**Instructions to follow**
Pick out each line of the records that includes the string "CERTIPOSTAL", and copy it.
[Begin Supplied data]
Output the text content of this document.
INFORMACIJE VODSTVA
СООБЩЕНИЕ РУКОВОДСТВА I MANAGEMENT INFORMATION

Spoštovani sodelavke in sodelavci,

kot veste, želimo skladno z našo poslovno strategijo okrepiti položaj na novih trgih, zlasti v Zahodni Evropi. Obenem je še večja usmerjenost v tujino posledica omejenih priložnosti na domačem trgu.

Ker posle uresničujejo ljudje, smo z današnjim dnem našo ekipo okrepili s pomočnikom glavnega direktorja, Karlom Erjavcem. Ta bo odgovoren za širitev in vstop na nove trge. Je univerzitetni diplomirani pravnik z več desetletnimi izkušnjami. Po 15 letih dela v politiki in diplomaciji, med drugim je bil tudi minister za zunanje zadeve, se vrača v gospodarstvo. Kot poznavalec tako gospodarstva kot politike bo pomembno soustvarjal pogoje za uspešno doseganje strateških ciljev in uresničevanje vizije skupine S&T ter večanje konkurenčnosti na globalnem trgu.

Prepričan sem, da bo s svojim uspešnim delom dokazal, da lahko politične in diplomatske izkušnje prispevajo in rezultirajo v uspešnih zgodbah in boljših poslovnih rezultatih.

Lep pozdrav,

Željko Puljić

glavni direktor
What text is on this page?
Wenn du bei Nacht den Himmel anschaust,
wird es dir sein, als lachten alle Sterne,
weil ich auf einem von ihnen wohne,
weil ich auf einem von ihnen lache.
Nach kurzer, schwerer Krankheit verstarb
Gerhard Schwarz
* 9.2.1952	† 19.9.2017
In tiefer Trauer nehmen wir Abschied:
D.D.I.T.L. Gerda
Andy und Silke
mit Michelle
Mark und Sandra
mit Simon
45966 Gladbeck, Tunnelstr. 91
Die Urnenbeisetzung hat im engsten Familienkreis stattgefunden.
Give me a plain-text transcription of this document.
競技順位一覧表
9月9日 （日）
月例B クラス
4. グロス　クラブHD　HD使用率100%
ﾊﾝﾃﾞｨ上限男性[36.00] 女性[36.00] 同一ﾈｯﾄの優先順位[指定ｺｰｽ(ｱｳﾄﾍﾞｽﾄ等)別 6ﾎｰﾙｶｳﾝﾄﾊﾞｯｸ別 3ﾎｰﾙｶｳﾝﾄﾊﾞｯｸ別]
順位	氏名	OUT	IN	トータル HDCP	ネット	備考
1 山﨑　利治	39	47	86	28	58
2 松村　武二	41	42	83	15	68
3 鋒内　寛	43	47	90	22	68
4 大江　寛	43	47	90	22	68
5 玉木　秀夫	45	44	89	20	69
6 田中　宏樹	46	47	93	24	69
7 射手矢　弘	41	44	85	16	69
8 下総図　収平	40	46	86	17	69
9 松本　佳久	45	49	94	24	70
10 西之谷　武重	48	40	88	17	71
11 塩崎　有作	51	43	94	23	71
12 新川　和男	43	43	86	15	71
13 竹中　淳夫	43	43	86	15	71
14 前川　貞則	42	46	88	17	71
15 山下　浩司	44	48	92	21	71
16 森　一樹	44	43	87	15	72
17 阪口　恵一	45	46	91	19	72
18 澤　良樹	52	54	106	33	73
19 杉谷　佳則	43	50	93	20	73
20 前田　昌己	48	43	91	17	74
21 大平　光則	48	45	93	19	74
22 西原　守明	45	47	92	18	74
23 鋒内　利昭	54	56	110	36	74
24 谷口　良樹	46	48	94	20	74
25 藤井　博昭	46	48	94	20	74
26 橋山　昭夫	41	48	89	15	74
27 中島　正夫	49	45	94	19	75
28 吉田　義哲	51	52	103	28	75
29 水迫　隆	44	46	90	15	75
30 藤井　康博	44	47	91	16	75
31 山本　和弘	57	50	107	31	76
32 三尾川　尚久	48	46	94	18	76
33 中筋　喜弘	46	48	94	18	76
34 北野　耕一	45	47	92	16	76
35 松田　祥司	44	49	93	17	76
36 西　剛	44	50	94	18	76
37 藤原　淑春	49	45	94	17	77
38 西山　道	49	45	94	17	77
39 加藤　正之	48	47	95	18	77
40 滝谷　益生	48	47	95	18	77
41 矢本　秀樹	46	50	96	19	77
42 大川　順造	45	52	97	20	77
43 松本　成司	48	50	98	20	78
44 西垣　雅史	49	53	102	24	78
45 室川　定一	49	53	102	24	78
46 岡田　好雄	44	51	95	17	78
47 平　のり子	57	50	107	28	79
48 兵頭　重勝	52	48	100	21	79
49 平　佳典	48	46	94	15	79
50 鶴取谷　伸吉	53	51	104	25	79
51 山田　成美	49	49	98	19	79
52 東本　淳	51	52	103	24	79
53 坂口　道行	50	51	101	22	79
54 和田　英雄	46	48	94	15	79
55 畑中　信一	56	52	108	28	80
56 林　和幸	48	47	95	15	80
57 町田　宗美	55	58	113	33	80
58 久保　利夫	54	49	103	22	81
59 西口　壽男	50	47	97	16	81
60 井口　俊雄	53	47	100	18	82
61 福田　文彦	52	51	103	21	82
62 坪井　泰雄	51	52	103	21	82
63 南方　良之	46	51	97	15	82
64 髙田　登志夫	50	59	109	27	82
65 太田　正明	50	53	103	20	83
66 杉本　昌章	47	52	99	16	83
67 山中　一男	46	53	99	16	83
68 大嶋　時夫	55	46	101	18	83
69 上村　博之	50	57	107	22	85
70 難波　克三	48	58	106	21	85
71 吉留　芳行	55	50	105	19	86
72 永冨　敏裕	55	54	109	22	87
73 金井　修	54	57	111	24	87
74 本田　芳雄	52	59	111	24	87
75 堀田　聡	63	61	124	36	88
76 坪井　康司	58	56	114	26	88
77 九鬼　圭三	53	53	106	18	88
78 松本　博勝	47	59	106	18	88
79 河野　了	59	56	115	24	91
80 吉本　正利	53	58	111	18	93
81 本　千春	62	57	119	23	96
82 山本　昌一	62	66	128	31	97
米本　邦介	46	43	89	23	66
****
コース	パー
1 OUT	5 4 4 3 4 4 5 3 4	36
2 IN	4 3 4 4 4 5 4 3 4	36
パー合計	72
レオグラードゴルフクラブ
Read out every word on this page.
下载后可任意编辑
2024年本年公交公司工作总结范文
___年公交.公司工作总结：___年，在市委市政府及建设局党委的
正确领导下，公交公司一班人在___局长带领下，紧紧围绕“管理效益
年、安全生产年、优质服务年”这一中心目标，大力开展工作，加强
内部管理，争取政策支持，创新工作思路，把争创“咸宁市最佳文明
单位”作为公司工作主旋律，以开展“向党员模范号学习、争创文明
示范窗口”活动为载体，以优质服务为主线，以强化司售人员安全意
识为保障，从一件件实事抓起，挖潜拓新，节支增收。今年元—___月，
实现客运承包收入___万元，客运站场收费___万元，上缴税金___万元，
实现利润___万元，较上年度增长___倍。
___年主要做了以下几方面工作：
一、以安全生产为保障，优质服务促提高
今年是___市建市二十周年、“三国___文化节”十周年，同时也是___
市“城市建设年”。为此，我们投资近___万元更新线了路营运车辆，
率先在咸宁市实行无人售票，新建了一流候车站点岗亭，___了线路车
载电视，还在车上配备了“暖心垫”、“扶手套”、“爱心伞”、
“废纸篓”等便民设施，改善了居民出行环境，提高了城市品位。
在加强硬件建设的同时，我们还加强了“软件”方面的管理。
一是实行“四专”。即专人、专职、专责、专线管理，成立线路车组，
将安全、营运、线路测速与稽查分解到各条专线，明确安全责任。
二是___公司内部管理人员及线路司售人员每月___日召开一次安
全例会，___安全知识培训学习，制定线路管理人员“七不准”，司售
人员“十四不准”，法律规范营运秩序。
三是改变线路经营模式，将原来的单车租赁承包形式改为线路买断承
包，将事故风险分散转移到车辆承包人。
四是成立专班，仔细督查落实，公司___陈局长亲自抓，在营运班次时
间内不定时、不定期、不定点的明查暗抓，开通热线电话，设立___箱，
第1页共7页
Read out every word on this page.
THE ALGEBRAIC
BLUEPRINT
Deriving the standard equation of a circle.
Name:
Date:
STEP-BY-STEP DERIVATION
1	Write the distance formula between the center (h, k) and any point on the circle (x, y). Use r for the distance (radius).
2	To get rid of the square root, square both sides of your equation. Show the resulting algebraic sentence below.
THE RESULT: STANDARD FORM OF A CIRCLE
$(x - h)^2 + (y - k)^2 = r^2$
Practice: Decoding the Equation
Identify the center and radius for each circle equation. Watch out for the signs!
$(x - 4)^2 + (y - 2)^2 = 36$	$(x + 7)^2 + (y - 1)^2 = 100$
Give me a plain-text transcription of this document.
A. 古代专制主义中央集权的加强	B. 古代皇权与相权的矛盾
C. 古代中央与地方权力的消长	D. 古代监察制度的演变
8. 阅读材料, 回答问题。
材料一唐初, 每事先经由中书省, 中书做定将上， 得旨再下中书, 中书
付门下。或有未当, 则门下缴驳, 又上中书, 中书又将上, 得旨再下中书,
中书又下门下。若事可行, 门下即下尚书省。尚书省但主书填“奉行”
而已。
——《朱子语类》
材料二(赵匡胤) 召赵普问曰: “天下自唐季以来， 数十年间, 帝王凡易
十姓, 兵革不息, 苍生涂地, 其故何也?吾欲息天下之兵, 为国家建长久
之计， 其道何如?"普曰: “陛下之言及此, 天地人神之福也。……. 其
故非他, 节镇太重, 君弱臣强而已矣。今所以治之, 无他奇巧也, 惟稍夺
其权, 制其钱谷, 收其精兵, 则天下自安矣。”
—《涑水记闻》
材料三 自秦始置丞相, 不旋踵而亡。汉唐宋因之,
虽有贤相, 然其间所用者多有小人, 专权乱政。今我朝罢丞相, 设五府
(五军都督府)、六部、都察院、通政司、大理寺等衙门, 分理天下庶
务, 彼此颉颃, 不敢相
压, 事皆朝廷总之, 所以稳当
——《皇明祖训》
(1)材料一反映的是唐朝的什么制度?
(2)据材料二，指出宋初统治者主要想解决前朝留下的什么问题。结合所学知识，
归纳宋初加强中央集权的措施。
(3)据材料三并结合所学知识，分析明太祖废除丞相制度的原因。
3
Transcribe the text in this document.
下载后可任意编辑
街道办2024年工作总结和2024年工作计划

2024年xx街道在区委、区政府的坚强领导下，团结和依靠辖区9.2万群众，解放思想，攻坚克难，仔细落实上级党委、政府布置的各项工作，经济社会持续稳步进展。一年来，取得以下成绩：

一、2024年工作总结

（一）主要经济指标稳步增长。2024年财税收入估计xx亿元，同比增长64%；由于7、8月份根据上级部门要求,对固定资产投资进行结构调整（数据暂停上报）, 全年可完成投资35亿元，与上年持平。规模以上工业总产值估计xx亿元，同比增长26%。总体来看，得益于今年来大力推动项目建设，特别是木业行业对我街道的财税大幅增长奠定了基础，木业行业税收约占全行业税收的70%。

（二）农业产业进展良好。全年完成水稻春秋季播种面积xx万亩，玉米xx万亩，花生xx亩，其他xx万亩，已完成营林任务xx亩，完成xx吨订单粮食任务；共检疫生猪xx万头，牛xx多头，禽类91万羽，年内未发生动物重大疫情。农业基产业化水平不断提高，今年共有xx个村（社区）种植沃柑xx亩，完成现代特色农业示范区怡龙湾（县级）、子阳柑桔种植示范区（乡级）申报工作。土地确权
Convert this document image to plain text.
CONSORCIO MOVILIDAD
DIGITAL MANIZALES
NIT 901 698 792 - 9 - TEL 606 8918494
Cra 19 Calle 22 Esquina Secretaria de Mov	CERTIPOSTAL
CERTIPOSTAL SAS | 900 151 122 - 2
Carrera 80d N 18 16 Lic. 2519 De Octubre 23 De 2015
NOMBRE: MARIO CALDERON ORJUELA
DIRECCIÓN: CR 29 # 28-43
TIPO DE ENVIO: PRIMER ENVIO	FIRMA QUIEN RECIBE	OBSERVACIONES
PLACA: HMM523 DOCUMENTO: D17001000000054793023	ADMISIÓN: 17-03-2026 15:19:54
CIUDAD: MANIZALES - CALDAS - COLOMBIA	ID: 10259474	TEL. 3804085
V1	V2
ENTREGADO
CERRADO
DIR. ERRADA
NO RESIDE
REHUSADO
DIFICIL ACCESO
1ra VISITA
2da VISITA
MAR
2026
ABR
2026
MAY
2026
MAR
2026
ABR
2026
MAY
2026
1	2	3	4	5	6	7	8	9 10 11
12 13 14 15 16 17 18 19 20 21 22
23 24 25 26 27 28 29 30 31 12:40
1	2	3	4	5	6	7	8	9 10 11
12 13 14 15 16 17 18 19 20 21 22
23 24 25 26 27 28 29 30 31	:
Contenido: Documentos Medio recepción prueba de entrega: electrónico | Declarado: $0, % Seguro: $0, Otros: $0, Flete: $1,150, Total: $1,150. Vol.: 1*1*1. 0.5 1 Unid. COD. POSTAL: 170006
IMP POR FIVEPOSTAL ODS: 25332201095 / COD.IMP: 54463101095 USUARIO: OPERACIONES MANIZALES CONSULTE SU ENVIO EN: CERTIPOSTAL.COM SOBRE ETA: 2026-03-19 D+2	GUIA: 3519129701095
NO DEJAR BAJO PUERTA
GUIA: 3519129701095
[End Supplied data]
**The reply**
Cra 19 Calle 22 Esquina Secretaria de Mov	CERTIPOSTAL
CERTIPOSTAL SAS | 900 151 122 - 2
IMP POR FIVEPOSTAL ODS: 25332201095 / COD.IMP: 54463101095 USUARIO: OPERACIONES MANIZALES CONSULTE SU ENVIO EN: CERTIPOSTAL.COM SOBRE ETA: 2026-03-19 D+2	GUIA: 3519129701095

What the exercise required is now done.